#### [Task objective]
Your task is to transcribe all of the data below exactly, omitting the images.

[Source records]
[BEGIN]

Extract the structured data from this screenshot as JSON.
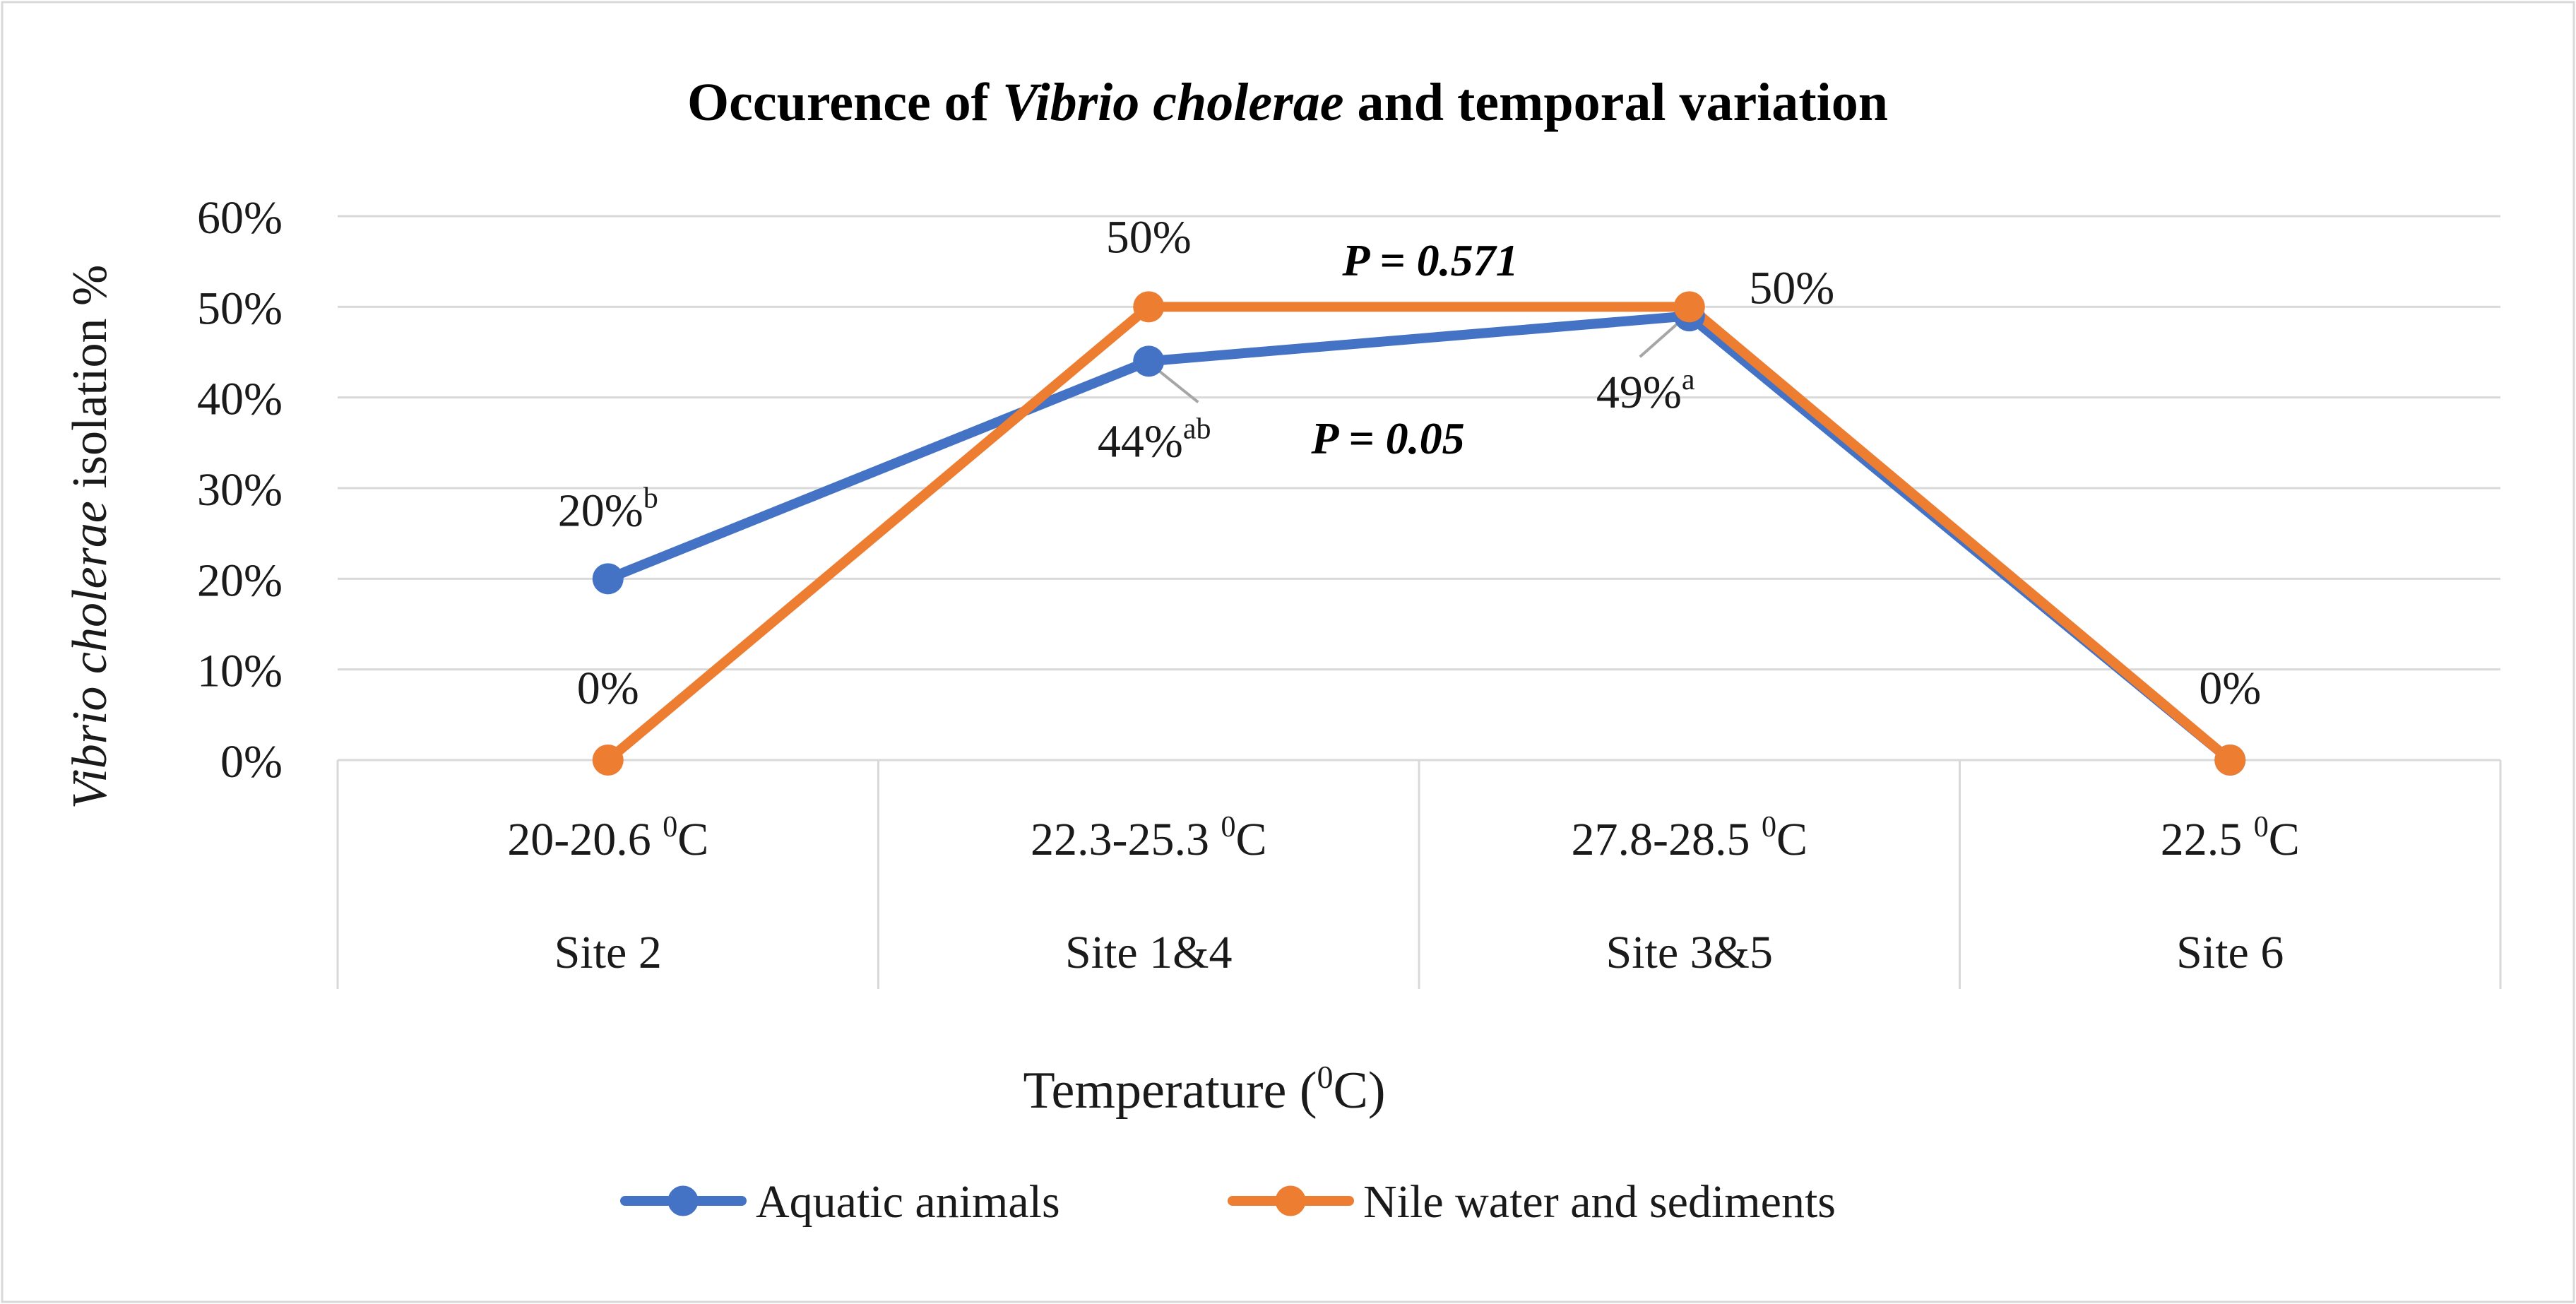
{
  "colors": {
    "aquatic": "#4472C4",
    "nile": "#ED7D31",
    "grid": "#D9D9D9",
    "text": "#1a1a1a",
    "leader": "#A6A6A6"
  },
  "title": {
    "prefix": "Occurence of ",
    "italic": "Vibrio cholerae",
    "suffix": " and temporal variation"
  },
  "y_axis": {
    "label_italic": "Vibrio cholerae",
    "label_rest": " isolation %",
    "ticks": [
      "0%",
      "10%",
      "20%",
      "30%",
      "40%",
      "50%",
      "60%"
    ]
  },
  "x_axis": {
    "title_pre": "Temperature (",
    "title_sup": "0",
    "title_post": "C)",
    "temps": [
      {
        "value": "20-20.6 ",
        "sup": "0",
        "unit": "C"
      },
      {
        "value": "22.3-25.3 ",
        "sup": "0",
        "unit": "C"
      },
      {
        "value": "27.8-28.5 ",
        "sup": "0",
        "unit": "C"
      },
      {
        "value": "22.5 ",
        "sup": "0",
        "unit": "C"
      }
    ],
    "sites": [
      "Site 2",
      "Site 1&4",
      "Site 3&5",
      "Site 6"
    ]
  },
  "legend": {
    "aquatic": "Aquatic animals",
    "nile": "Nile water and sediments"
  },
  "annotations": {
    "p_nile": "P = 0.571",
    "p_aquatic": "P = 0.05"
  },
  "point_labels": {
    "aquatic": [
      {
        "text": "20%",
        "sup": "b"
      },
      {
        "text": "44%",
        "sup": "ab"
      },
      {
        "text": "49%",
        "sup": "a"
      }
    ],
    "nile": [
      {
        "text": "0%"
      },
      {
        "text": "50%"
      },
      {
        "text": "50%"
      },
      {
        "text": "0%"
      }
    ]
  },
  "chart_data": {
    "type": "line",
    "title": "Occurence of Vibrio cholerae and temporal variation",
    "xlabel": "Temperature (0C)",
    "ylabel": "Vibrio cholerae isolation %",
    "categories": [
      "20-20.6 0C / Site 2",
      "22.3-25.3 0C / Site 1&4",
      "27.8-28.5 0C / Site 3&5",
      "22.5 0C / Site 6"
    ],
    "ylim": [
      0,
      60
    ],
    "grid": true,
    "legend_position": "bottom",
    "series": [
      {
        "name": "Aquatic animals",
        "values": [
          20,
          44,
          49,
          0
        ]
      },
      {
        "name": "Nile water and sediments",
        "values": [
          0,
          50,
          50,
          0
        ]
      }
    ]
  }
}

[END]

#### [Expected answer]
Extract the structured data from this screenshot as JSON.
{
  "colors": {
    "aquatic": "#4472C4",
    "nile": "#ED7D31",
    "grid": "#D9D9D9",
    "text": "#1a1a1a",
    "leader": "#A6A6A6"
  },
  "title": {
    "prefix": "Occurence of ",
    "italic": "Vibrio cholerae",
    "suffix": " and temporal variation"
  },
  "y_axis": {
    "label_italic": "Vibrio cholerae",
    "label_rest": " isolation %",
    "ticks": [
      "0%",
      "10%",
      "20%",
      "30%",
      "40%",
      "50%",
      "60%"
    ]
  },
  "x_axis": {
    "title_pre": "Temperature (",
    "title_sup": "0",
    "title_post": "C)",
    "temps": [
      {
        "value": "20-20.6 ",
        "sup": "0",
        "unit": "C"
      },
      {
        "value": "22.3-25.3 ",
        "sup": "0",
        "unit": "C"
      },
      {
        "value": "27.8-28.5 ",
        "sup": "0",
        "unit": "C"
      },
      {
        "value": "22.5 ",
        "sup": "0",
        "unit": "C"
      }
    ],
    "sites": [
      "Site 2",
      "Site 1&4",
      "Site 3&5",
      "Site 6"
    ]
  },
  "legend": {
    "aquatic": "Aquatic animals",
    "nile": "Nile water and sediments"
  },
  "annotations": {
    "p_nile": "P = 0.571",
    "p_aquatic": "P = 0.05"
  },
  "point_labels": {
    "aquatic": [
      {
        "text": "20%",
        "sup": "b"
      },
      {
        "text": "44%",
        "sup": "ab"
      },
      {
        "text": "49%",
        "sup": "a"
      }
    ],
    "nile": [
      {
        "text": "0%"
      },
      {
        "text": "50%"
      },
      {
        "text": "50%"
      },
      {
        "text": "0%"
      }
    ]
  },
  "chart_data": {
    "type": "line",
    "title": "Occurence of Vibrio cholerae and temporal variation",
    "xlabel": "Temperature (0C)",
    "ylabel": "Vibrio cholerae isolation %",
    "categories": [
      "20-20.6 0C / Site 2",
      "22.3-25.3 0C / Site 1&4",
      "27.8-28.5 0C / Site 3&5",
      "22.5 0C / Site 6"
    ],
    "ylim": [
      0,
      60
    ],
    "grid": true,
    "legend_position": "bottom",
    "series": [
      {
        "name": "Aquatic animals",
        "values": [
          20,
          44,
          49,
          0
        ]
      },
      {
        "name": "Nile water and sediments",
        "values": [
          0,
          50,
          50,
          0
        ]
      }
    ]
  }
}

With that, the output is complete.